• **WORK INSTRUCTIONS**
Recast each line in the records below as an item in a numbered list, skipping any blank lines. Omit the pictures from your answer.

• **MATERIAL SUPPLIED**
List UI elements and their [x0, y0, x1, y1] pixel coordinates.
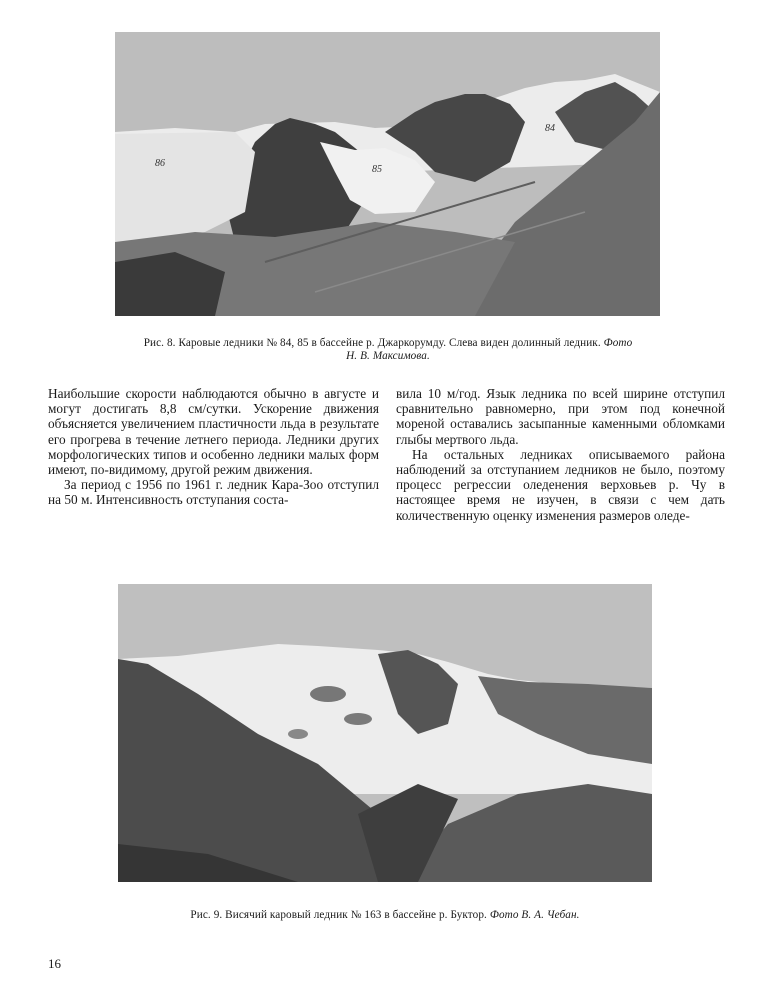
- text-column-left: [48, 386, 379, 508]
- paragraph: вила 10 м/год. Язык ледника по всей ширине отступил сравнительно равномерно, при этом под конечной мореной оставались засыпанные каменными обломками глыбы мертвого льда.: [396, 386, 725, 447]
- figure-8-caption: [112, 337, 664, 363]
- figure-8-credit-label: Фото: [603, 337, 633, 349]
- figure-8-credit-name: Н. В. Максимова.: [346, 350, 430, 362]
- figure-9-photo: [118, 584, 652, 882]
- glacier-label-86: 86: [155, 158, 165, 169]
- text-column-right: [396, 386, 725, 523]
- figure-9-caption: [118, 909, 652, 922]
- glacier-label-84: 84: [545, 123, 555, 134]
- figure-8-photo: [115, 32, 660, 316]
- paragraph: На остальных ледниках описываемого района наблюдений за отступанием ледников не было, поэтому процесс регрессии оледенения верховьев р. Чу в настоящее время не изучен, в связи с чем дать количественную оценку изменения размеров оледе-: [396, 446, 725, 523]
- paragraph: За период с 1956 по 1961 г. ледник Кара-Зоо отступил на 50 м. Интенсивность отступания соста-: [48, 477, 379, 508]
- figure-9-caption-text: Рис. 9. Висячий каровый ледник № 163 в бассейне р. Буктор.: [190, 909, 487, 921]
- paragraph: Наибольшие скорости наблюдаются обычно в августе и могут достигать 8,8 см/сутки. Ускорение движения объясняется увеличением пластичности льда в результате его прогрева в течение летнего периода. Ледники других морфологических типов и особенно ледники малых форм имеют, по-видимому, другой режим движения.: [48, 386, 379, 478]
- glacier-label-85: 85: [372, 164, 382, 175]
- figure-9-credit: Фото В. А. Чебан.: [489, 909, 580, 921]
- page-number: 16: [48, 956, 61, 971]
- figure-8-caption-text: Рис. 8. Каровые ледники № 84, 85 в бассейне р. Джаркорумду. Слева виден долинный ледник.: [143, 337, 601, 349]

• **THE REPLY**
1. List UI elements and their [x0, y0, x1, y1] pixel coordinates.
2. - text-column-left: [48, 386, 379, 508]
3. - paragraph: вила 10 м/год. Язык ледника по всей ширине отступил сравнительно равномерно, при этом под конечной мореной оставались засыпанные каменными обломками глыбы мертвого льда.: [396, 386, 725, 447]
4. - figure-8-caption: [112, 337, 664, 363]
5. - figure-8-credit-label: Фото: [603, 337, 633, 349]
6. - figure-8-credit-name: Н. В. Максимова.: [346, 350, 430, 362]
7. - figure-9-photo: [118, 584, 652, 882]
8. - glacier-label-86: 86: [155, 158, 165, 169]
9. - text-column-right: [396, 386, 725, 523]
10. - figure-9-caption: [118, 909, 652, 922]
11. - glacier-label-84: 84: [545, 123, 555, 134]
12. - figure-8-photo: [115, 32, 660, 316]
13. - paragraph: На остальных ледниках описываемого района наблюдений за отступанием ледников не было, поэтому процесс регрессии оледенения верховьев р. Чу в настоящее время не изучен, в связи с чем дать количественную оценку изменения размеров оледе-: [396, 446, 725, 523]
14. - paragraph: За период с 1956 по 1961 г. ледник Кара-Зоо отступил на 50 м. Интенсивность отступания соста-: [48, 477, 379, 508]
15. - figure-9-caption-text: Рис. 9. Висячий каровый ледник № 163 в бассейне р. Буктор.: [190, 909, 487, 921]
16. - paragraph: Наибольшие скорости наблюдаются обычно в августе и могут достигать 8,8 см/сутки. Ускорение движения объясняется увеличением пластичности льда в результате его прогрева в течение летнего периода. Ледники других морфологических типов и особенно ледники малых форм имеют, по-видимому, другой режим движения.: [48, 386, 379, 478]
17. - glacier-label-85: 85: [372, 164, 382, 175]
18. - figure-9-credit: Фото В. А. Чебан.: [489, 909, 580, 921]
19. - page-number: 16: [48, 956, 61, 971]
20. - figure-8-caption-text: Рис. 8. Каровые ледники № 84, 85 в бассейне р. Джаркорумду. Слева виден долинный ледник.: [143, 337, 601, 349]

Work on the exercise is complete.